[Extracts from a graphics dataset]
* * * *

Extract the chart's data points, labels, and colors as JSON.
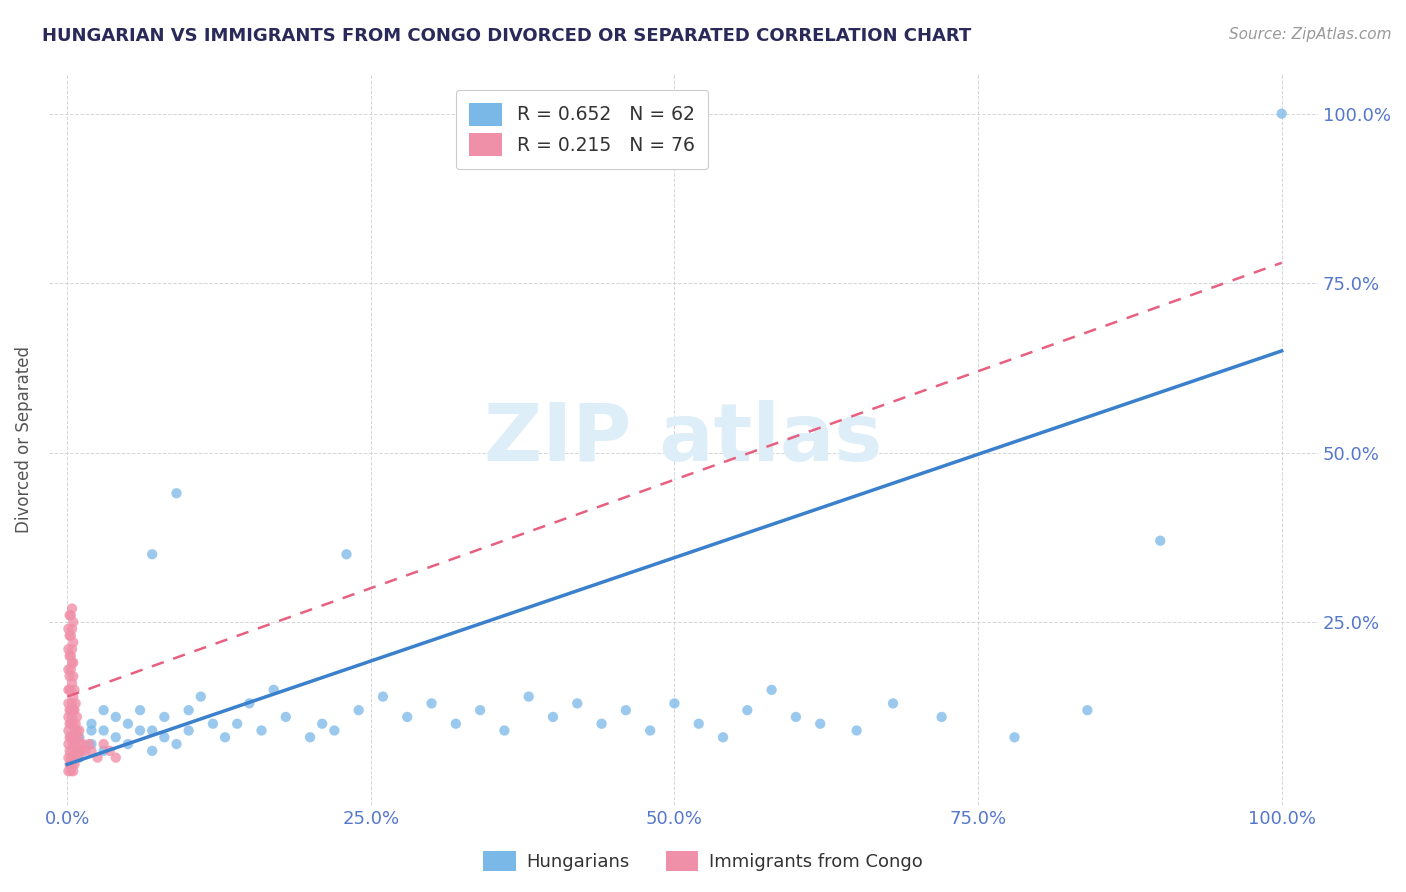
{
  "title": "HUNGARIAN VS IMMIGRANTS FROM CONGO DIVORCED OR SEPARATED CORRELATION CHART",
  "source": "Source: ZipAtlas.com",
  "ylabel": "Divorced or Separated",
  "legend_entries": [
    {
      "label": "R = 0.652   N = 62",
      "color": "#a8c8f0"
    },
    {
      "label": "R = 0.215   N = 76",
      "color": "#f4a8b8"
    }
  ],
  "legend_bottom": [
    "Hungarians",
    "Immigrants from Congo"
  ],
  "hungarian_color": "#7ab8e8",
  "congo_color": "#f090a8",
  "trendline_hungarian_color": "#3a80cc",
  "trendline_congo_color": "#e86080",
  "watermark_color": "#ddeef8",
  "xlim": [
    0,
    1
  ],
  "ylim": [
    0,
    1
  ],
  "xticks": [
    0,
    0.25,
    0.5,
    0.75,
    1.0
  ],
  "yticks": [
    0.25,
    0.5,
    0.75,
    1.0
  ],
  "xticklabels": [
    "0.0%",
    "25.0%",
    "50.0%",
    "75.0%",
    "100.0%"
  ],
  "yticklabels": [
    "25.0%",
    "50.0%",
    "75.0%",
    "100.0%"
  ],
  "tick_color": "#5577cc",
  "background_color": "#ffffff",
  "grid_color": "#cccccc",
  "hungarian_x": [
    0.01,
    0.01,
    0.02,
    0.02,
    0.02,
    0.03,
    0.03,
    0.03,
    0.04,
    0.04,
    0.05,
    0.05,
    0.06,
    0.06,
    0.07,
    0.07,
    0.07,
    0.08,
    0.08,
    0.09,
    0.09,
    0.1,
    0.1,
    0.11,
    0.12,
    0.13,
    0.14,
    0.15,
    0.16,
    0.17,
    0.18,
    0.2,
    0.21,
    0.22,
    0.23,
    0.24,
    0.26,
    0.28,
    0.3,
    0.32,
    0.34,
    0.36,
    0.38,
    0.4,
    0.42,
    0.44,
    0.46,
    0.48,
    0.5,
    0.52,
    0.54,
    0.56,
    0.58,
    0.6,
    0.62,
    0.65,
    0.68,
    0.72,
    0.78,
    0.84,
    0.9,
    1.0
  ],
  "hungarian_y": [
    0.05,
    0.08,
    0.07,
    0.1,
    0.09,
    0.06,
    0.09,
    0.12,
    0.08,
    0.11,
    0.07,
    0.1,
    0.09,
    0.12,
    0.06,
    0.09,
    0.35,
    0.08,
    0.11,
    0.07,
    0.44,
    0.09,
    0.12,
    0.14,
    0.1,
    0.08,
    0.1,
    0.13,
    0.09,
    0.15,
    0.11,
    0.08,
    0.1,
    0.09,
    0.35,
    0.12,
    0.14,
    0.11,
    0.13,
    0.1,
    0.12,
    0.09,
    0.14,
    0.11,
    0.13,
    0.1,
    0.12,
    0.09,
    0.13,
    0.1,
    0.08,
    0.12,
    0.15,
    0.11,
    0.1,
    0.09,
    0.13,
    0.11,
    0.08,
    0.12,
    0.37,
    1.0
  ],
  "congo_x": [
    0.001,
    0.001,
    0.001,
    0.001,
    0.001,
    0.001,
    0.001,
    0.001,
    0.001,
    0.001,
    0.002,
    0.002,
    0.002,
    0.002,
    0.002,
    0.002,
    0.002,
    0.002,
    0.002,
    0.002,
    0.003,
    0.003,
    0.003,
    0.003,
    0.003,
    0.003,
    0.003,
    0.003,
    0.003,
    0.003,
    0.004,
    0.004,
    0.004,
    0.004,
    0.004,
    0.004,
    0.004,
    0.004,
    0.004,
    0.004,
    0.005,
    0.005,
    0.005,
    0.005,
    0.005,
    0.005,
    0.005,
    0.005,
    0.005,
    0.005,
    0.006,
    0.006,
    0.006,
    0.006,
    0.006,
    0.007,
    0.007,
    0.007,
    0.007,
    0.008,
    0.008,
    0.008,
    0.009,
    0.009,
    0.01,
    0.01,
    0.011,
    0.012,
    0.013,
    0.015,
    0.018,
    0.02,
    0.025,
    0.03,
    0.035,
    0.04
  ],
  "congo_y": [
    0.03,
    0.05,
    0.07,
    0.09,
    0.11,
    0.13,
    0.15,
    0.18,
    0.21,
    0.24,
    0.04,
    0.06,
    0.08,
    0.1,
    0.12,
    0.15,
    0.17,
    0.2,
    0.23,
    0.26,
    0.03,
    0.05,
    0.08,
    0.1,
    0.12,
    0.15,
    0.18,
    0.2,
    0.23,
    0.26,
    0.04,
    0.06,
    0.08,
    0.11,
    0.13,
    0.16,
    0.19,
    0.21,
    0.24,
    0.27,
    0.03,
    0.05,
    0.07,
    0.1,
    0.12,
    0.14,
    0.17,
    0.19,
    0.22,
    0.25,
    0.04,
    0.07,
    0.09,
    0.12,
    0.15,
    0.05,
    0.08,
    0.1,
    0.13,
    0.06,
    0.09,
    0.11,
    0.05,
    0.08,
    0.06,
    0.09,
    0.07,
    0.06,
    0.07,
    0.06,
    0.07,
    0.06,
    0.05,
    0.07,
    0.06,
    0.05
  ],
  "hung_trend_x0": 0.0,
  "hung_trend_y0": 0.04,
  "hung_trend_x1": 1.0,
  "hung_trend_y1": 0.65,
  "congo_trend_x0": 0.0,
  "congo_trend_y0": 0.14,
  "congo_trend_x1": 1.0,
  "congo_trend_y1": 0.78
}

* * * *

### WORK TO COMPLETE
Produce an exact copy of each line of data, skipping embedded images.

### RESPONSE TO THIS EXERCISE
Extract the chart's data points, labels, and colors as JSON.
{
  "title": "HUNGARIAN VS IMMIGRANTS FROM CONGO DIVORCED OR SEPARATED CORRELATION CHART",
  "source": "Source: ZipAtlas.com",
  "ylabel": "Divorced or Separated",
  "legend_entries": [
    {
      "label": "R = 0.652   N = 62",
      "color": "#a8c8f0"
    },
    {
      "label": "R = 0.215   N = 76",
      "color": "#f4a8b8"
    }
  ],
  "legend_bottom": [
    "Hungarians",
    "Immigrants from Congo"
  ],
  "hungarian_color": "#7ab8e8",
  "congo_color": "#f090a8",
  "trendline_hungarian_color": "#3a80cc",
  "trendline_congo_color": "#e86080",
  "watermark_color": "#ddeef8",
  "xlim": [
    0,
    1
  ],
  "ylim": [
    0,
    1
  ],
  "xticks": [
    0,
    0.25,
    0.5,
    0.75,
    1.0
  ],
  "yticks": [
    0.25,
    0.5,
    0.75,
    1.0
  ],
  "xticklabels": [
    "0.0%",
    "25.0%",
    "50.0%",
    "75.0%",
    "100.0%"
  ],
  "yticklabels": [
    "25.0%",
    "50.0%",
    "75.0%",
    "100.0%"
  ],
  "tick_color": "#5577cc",
  "background_color": "#ffffff",
  "grid_color": "#cccccc",
  "hungarian_x": [
    0.01,
    0.01,
    0.02,
    0.02,
    0.02,
    0.03,
    0.03,
    0.03,
    0.04,
    0.04,
    0.05,
    0.05,
    0.06,
    0.06,
    0.07,
    0.07,
    0.07,
    0.08,
    0.08,
    0.09,
    0.09,
    0.1,
    0.1,
    0.11,
    0.12,
    0.13,
    0.14,
    0.15,
    0.16,
    0.17,
    0.18,
    0.2,
    0.21,
    0.22,
    0.23,
    0.24,
    0.26,
    0.28,
    0.3,
    0.32,
    0.34,
    0.36,
    0.38,
    0.4,
    0.42,
    0.44,
    0.46,
    0.48,
    0.5,
    0.52,
    0.54,
    0.56,
    0.58,
    0.6,
    0.62,
    0.65,
    0.68,
    0.72,
    0.78,
    0.84,
    0.9,
    1.0
  ],
  "hungarian_y": [
    0.05,
    0.08,
    0.07,
    0.1,
    0.09,
    0.06,
    0.09,
    0.12,
    0.08,
    0.11,
    0.07,
    0.1,
    0.09,
    0.12,
    0.06,
    0.09,
    0.35,
    0.08,
    0.11,
    0.07,
    0.44,
    0.09,
    0.12,
    0.14,
    0.1,
    0.08,
    0.1,
    0.13,
    0.09,
    0.15,
    0.11,
    0.08,
    0.1,
    0.09,
    0.35,
    0.12,
    0.14,
    0.11,
    0.13,
    0.1,
    0.12,
    0.09,
    0.14,
    0.11,
    0.13,
    0.1,
    0.12,
    0.09,
    0.13,
    0.1,
    0.08,
    0.12,
    0.15,
    0.11,
    0.1,
    0.09,
    0.13,
    0.11,
    0.08,
    0.12,
    0.37,
    1.0
  ],
  "congo_x": [
    0.001,
    0.001,
    0.001,
    0.001,
    0.001,
    0.001,
    0.001,
    0.001,
    0.001,
    0.001,
    0.002,
    0.002,
    0.002,
    0.002,
    0.002,
    0.002,
    0.002,
    0.002,
    0.002,
    0.002,
    0.003,
    0.003,
    0.003,
    0.003,
    0.003,
    0.003,
    0.003,
    0.003,
    0.003,
    0.003,
    0.004,
    0.004,
    0.004,
    0.004,
    0.004,
    0.004,
    0.004,
    0.004,
    0.004,
    0.004,
    0.005,
    0.005,
    0.005,
    0.005,
    0.005,
    0.005,
    0.005,
    0.005,
    0.005,
    0.005,
    0.006,
    0.006,
    0.006,
    0.006,
    0.006,
    0.007,
    0.007,
    0.007,
    0.007,
    0.008,
    0.008,
    0.008,
    0.009,
    0.009,
    0.01,
    0.01,
    0.011,
    0.012,
    0.013,
    0.015,
    0.018,
    0.02,
    0.025,
    0.03,
    0.035,
    0.04
  ],
  "congo_y": [
    0.03,
    0.05,
    0.07,
    0.09,
    0.11,
    0.13,
    0.15,
    0.18,
    0.21,
    0.24,
    0.04,
    0.06,
    0.08,
    0.1,
    0.12,
    0.15,
    0.17,
    0.2,
    0.23,
    0.26,
    0.03,
    0.05,
    0.08,
    0.1,
    0.12,
    0.15,
    0.18,
    0.2,
    0.23,
    0.26,
    0.04,
    0.06,
    0.08,
    0.11,
    0.13,
    0.16,
    0.19,
    0.21,
    0.24,
    0.27,
    0.03,
    0.05,
    0.07,
    0.1,
    0.12,
    0.14,
    0.17,
    0.19,
    0.22,
    0.25,
    0.04,
    0.07,
    0.09,
    0.12,
    0.15,
    0.05,
    0.08,
    0.1,
    0.13,
    0.06,
    0.09,
    0.11,
    0.05,
    0.08,
    0.06,
    0.09,
    0.07,
    0.06,
    0.07,
    0.06,
    0.07,
    0.06,
    0.05,
    0.07,
    0.06,
    0.05
  ],
  "hung_trend_x0": 0.0,
  "hung_trend_y0": 0.04,
  "hung_trend_x1": 1.0,
  "hung_trend_y1": 0.65,
  "congo_trend_x0": 0.0,
  "congo_trend_y0": 0.14,
  "congo_trend_x1": 1.0,
  "congo_trend_y1": 0.78
}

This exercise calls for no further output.